Annotated element rows

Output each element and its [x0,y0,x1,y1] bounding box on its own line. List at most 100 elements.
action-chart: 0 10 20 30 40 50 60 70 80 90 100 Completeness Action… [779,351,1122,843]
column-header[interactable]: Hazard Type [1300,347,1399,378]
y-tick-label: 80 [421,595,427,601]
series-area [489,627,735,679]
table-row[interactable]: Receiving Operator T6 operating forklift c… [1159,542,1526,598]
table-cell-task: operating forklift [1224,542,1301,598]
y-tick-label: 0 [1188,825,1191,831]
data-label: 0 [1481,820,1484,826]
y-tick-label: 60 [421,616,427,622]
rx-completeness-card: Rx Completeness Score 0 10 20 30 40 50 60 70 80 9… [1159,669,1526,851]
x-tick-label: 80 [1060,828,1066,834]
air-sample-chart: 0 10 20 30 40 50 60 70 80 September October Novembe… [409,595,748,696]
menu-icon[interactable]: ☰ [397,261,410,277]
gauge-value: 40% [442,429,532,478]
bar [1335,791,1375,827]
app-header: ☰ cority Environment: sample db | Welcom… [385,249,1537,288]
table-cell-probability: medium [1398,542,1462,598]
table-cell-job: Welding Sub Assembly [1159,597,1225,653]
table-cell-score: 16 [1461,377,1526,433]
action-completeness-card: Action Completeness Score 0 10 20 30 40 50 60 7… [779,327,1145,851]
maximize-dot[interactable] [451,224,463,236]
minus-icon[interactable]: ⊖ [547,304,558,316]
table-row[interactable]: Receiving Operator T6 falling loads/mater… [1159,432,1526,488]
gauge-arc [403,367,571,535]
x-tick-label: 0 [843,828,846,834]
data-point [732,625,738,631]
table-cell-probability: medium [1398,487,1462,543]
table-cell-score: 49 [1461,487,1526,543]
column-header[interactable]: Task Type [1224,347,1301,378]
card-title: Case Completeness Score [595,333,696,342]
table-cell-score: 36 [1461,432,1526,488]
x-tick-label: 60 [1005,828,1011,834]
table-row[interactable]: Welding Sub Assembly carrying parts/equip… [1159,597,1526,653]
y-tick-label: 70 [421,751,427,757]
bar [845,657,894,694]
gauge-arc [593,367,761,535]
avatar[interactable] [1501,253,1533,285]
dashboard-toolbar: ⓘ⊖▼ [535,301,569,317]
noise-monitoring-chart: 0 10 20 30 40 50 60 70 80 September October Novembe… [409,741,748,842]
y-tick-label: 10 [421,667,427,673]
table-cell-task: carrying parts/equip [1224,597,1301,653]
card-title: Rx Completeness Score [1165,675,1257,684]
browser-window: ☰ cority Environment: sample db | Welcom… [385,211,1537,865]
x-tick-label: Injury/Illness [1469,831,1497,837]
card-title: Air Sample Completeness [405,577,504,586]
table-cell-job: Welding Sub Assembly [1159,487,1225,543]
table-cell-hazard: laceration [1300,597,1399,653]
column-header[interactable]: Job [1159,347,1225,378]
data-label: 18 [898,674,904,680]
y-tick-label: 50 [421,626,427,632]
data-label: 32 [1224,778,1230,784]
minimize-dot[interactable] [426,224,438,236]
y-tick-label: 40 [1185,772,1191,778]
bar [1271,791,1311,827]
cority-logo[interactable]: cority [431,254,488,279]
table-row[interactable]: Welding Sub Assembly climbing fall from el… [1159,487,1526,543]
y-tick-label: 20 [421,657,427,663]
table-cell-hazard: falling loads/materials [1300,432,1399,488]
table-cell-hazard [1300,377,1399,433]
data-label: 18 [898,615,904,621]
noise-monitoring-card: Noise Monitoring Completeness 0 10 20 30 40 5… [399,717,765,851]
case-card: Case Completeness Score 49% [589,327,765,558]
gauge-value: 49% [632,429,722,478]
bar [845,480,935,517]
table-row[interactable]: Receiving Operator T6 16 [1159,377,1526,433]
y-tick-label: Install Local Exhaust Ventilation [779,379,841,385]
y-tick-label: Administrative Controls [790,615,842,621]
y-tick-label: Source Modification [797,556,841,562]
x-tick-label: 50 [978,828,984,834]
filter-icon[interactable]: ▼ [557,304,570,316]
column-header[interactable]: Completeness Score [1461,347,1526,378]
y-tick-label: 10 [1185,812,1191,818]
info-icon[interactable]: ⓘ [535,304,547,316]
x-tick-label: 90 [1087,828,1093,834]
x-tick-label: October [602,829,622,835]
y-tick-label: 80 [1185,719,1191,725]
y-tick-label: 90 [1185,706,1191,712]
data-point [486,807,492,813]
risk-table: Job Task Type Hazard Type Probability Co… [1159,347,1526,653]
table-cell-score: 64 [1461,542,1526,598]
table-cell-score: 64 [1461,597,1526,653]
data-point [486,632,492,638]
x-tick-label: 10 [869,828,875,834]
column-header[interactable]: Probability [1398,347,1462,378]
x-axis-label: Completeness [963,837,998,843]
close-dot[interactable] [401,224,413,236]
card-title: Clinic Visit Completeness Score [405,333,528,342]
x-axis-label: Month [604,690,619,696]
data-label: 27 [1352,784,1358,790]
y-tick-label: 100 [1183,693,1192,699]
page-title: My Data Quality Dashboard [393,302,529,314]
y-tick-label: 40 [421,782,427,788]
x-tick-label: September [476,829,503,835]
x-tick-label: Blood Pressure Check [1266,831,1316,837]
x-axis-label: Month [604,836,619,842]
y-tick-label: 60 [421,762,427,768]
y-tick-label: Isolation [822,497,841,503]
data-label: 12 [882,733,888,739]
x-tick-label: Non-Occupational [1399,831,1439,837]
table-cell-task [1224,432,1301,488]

> Given task:
Reproduce each of the rows above verbatim.

> Full response:
Output each element and its [x0,y0,x1,y1] bounding box on its own line. List at most 100 elements.
action-chart: 0 10 20 30 40 50 60 70 80 90 100 Completeness Action… [779,351,1122,843]
column-header[interactable]: Hazard Type [1300,347,1399,378]
y-tick-label: 80 [421,595,427,601]
series-area [489,627,735,679]
table-row[interactable]: Receiving Operator T6 operating forklift c… [1159,542,1526,598]
table-cell-task: operating forklift [1224,542,1301,598]
y-tick-label: 0 [1188,825,1191,831]
data-label: 0 [1481,820,1484,826]
y-tick-label: 60 [421,616,427,622]
rx-completeness-card: Rx Completeness Score 0 10 20 30 40 50 60 70 80 9… [1159,669,1526,851]
x-tick-label: 80 [1060,828,1066,834]
air-sample-chart: 0 10 20 30 40 50 60 70 80 September October Novembe… [409,595,748,696]
menu-icon[interactable]: ☰ [397,261,410,277]
gauge-value: 40% [442,429,532,478]
bar [1335,791,1375,827]
app-header: ☰ cority Environment: sample db | Welcom… [385,249,1537,288]
table-cell-probability: medium [1398,542,1462,598]
table-cell-job: Welding Sub Assembly [1159,597,1225,653]
table-cell-score: 16 [1461,377,1526,433]
action-completeness-card: Action Completeness Score 0 10 20 30 40 50 60 7… [779,327,1145,851]
maximize-dot[interactable] [451,224,463,236]
minus-icon[interactable]: ⊖ [547,304,558,316]
table-row[interactable]: Receiving Operator T6 falling loads/mater… [1159,432,1526,488]
gauge-arc [403,367,571,535]
x-tick-label: 0 [843,828,846,834]
data-point [732,625,738,631]
table-cell-probability: medium [1398,487,1462,543]
table-cell-score: 49 [1461,487,1526,543]
column-header[interactable]: Task Type [1224,347,1301,378]
card-title: Case Completeness Score [595,333,696,342]
table-cell-score: 36 [1461,432,1526,488]
x-tick-label: 60 [1005,828,1011,834]
table-row[interactable]: Welding Sub Assembly carrying parts/equip… [1159,597,1526,653]
y-tick-label: 70 [421,751,427,757]
bar [845,657,894,694]
gauge-arc [593,367,761,535]
avatar[interactable] [1501,253,1533,285]
dashboard-toolbar: ⓘ⊖▼ [535,301,569,317]
noise-monitoring-chart: 0 10 20 30 40 50 60 70 80 September October Novembe… [409,741,748,842]
y-tick-label: 10 [421,667,427,673]
table-cell-task: carrying parts/equip [1224,597,1301,653]
card-title: Rx Completeness Score [1165,675,1257,684]
browser-window: ☰ cority Environment: sample db | Welcom… [385,211,1537,865]
x-tick-label: Injury/Illness [1469,831,1497,837]
card-title: Air Sample Completeness [405,577,504,586]
table-cell-job: Welding Sub Assembly [1159,487,1225,543]
table-cell-hazard: laceration [1300,597,1399,653]
column-header[interactable]: Job [1159,347,1225,378]
data-label: 18 [898,674,904,680]
y-tick-label: 50 [421,626,427,632]
data-label: 32 [1224,778,1230,784]
minimize-dot[interactable] [426,224,438,236]
y-tick-label: 40 [1185,772,1191,778]
bar [1271,791,1311,827]
cority-logo[interactable]: cority [431,254,488,279]
table-row[interactable]: Welding Sub Assembly climbing fall from el… [1159,487,1526,543]
y-tick-label: 20 [421,657,427,663]
table-cell-hazard: falling loads/materials [1300,432,1399,488]
table-cell-hazard [1300,377,1399,433]
data-label: 18 [898,615,904,621]
noise-monitoring-card: Noise Monitoring Completeness 0 10 20 30 40 5… [399,717,765,851]
case-card: Case Completeness Score 49% [589,327,765,558]
gauge-value: 49% [632,429,722,478]
bar [845,480,935,517]
table-row[interactable]: Receiving Operator T6 16 [1159,377,1526,433]
y-tick-label: Install Local Exhaust Ventilation [779,379,841,385]
y-tick-label: Administrative Controls [790,615,842,621]
y-tick-label: Source Modification [797,556,841,562]
x-tick-label: 50 [978,828,984,834]
filter-icon[interactable]: ▼ [557,304,570,316]
column-header[interactable]: Completeness Score [1461,347,1526,378]
y-tick-label: 10 [1185,812,1191,818]
info-icon[interactable]: ⓘ [535,304,547,316]
x-tick-label: 90 [1087,828,1093,834]
x-tick-label: October [602,829,622,835]
y-tick-label: 80 [1185,719,1191,725]
y-tick-label: 90 [1185,706,1191,712]
data-point [486,807,492,813]
risk-table: Job Task Type Hazard Type Probability Co… [1159,347,1526,653]
table-cell-score: 64 [1461,542,1526,598]
table-cell-score: 64 [1461,597,1526,653]
data-point [486,632,492,638]
x-tick-label: 10 [869,828,875,834]
column-header[interactable]: Probability [1398,347,1462,378]
x-axis-label: Completeness [963,837,998,843]
close-dot[interactable] [401,224,413,236]
card-title: Clinic Visit Completeness Score [405,333,528,342]
x-axis-label: Month [604,690,619,696]
data-label: 27 [1352,784,1358,790]
y-tick-label: 100 [1183,693,1192,699]
page-title: My Data Quality Dashboard [393,302,529,314]
y-tick-label: 40 [421,782,427,788]
x-tick-label: September [476,829,503,835]
x-tick-label: Blood Pressure Check [1266,831,1316,837]
x-axis-label: Month [604,836,619,842]
y-tick-label: 60 [421,762,427,768]
y-tick-label: Isolation [822,497,841,503]
data-label: 12 [882,733,888,739]
x-tick-label: Non-Occupational [1399,831,1439,837]
table-cell-task [1224,432,1301,488]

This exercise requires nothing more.